# Records for processing
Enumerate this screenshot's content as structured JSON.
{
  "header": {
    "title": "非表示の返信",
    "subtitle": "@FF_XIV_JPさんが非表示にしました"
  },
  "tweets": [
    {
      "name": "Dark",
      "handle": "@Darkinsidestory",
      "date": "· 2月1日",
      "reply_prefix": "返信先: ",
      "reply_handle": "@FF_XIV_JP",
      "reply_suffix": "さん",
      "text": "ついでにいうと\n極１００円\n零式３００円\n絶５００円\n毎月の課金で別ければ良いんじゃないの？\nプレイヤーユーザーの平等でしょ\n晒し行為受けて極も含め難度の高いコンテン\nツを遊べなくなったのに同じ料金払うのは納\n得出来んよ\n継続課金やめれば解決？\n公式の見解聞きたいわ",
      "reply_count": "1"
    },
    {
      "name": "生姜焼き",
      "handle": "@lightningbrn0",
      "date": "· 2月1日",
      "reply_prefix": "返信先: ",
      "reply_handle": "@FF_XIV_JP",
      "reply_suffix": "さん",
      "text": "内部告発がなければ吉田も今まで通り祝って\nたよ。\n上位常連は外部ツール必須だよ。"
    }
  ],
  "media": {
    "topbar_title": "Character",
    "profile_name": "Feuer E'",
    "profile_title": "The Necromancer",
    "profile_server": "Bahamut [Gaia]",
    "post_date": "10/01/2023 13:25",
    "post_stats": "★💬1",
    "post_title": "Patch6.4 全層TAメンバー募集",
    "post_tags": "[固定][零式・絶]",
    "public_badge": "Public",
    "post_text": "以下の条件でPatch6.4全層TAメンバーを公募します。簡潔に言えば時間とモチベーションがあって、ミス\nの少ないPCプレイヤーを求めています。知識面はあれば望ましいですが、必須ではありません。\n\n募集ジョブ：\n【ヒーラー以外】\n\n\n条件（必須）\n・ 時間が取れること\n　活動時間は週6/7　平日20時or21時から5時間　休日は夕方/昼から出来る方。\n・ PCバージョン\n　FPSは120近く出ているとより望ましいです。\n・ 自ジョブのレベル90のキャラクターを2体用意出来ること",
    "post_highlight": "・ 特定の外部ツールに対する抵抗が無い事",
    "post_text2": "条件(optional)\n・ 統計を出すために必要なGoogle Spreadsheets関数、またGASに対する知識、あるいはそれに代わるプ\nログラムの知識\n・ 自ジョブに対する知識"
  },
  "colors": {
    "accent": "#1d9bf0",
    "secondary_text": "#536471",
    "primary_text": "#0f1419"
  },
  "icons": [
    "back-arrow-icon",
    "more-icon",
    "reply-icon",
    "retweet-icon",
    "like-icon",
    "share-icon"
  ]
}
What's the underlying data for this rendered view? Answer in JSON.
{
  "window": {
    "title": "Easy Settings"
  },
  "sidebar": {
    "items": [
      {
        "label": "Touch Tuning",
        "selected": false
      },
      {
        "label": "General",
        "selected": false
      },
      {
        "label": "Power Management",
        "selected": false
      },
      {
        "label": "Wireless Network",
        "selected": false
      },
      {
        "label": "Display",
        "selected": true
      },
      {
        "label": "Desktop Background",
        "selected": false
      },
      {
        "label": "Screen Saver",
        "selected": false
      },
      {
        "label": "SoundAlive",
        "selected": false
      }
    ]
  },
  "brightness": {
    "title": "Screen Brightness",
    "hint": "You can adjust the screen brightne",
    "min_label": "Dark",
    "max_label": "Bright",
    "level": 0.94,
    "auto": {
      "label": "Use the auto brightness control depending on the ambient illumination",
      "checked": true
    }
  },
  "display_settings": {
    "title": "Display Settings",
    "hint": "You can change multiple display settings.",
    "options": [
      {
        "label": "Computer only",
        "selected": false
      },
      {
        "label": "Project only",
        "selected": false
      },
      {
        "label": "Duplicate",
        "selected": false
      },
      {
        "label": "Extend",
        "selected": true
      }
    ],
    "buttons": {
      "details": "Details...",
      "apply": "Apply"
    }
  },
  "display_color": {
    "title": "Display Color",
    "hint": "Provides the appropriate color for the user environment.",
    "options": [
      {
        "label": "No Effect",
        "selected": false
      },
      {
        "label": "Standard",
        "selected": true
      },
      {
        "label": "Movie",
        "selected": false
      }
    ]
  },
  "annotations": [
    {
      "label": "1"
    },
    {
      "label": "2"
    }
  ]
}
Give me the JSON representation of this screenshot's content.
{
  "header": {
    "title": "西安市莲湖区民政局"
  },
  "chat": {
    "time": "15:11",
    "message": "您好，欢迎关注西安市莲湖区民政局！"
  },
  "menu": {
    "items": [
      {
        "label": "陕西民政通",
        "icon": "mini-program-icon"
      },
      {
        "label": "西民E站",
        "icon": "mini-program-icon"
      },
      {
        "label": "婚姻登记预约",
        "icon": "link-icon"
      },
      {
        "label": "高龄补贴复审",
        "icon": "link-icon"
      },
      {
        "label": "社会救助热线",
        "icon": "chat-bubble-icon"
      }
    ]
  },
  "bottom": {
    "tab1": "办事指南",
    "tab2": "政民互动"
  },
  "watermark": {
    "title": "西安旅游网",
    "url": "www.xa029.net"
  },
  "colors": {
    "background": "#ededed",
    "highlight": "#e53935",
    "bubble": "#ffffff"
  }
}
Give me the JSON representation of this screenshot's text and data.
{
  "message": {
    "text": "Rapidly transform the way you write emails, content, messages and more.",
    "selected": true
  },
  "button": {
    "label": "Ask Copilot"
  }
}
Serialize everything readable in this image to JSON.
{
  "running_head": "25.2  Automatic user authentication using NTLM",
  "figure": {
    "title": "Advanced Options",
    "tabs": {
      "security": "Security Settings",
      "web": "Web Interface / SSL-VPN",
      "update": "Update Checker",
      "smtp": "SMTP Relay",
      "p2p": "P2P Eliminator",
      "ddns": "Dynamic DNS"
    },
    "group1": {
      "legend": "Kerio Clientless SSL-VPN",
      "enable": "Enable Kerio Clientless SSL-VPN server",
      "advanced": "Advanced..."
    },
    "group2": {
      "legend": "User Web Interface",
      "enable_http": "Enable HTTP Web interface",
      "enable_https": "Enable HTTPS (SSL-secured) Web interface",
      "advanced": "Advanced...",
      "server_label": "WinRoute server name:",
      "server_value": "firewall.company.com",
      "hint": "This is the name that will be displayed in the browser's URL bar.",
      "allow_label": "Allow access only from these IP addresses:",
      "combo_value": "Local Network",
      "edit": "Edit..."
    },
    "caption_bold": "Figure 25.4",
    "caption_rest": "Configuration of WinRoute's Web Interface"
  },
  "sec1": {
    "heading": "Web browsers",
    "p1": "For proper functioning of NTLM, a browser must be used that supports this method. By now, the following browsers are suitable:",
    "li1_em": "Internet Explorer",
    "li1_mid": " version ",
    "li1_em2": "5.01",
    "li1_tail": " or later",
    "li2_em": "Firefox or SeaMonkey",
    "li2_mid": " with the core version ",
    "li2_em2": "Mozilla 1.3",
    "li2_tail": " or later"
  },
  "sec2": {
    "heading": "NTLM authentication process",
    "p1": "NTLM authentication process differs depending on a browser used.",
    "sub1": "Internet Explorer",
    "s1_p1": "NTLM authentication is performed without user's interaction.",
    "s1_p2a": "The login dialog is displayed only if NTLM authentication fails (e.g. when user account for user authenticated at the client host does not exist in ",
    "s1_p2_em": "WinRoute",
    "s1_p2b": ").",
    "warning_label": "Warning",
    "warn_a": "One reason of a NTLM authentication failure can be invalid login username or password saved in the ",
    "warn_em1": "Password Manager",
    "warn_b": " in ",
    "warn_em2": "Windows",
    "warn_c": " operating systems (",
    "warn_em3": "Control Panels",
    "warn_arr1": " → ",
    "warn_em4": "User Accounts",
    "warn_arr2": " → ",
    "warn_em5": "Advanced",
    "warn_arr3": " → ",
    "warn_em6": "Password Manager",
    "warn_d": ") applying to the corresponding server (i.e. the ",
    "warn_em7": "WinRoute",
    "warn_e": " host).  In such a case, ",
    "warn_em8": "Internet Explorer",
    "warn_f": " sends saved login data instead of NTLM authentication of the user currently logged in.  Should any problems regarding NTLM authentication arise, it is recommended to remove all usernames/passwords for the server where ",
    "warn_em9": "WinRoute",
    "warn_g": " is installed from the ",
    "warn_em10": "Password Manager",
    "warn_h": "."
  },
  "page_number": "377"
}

# Set exercise
In the records above, find each line that holds the word "version"; copy all such lines.

# Answer in full
    "li1_mid": " version ",
    "li2_mid": " with the core version ",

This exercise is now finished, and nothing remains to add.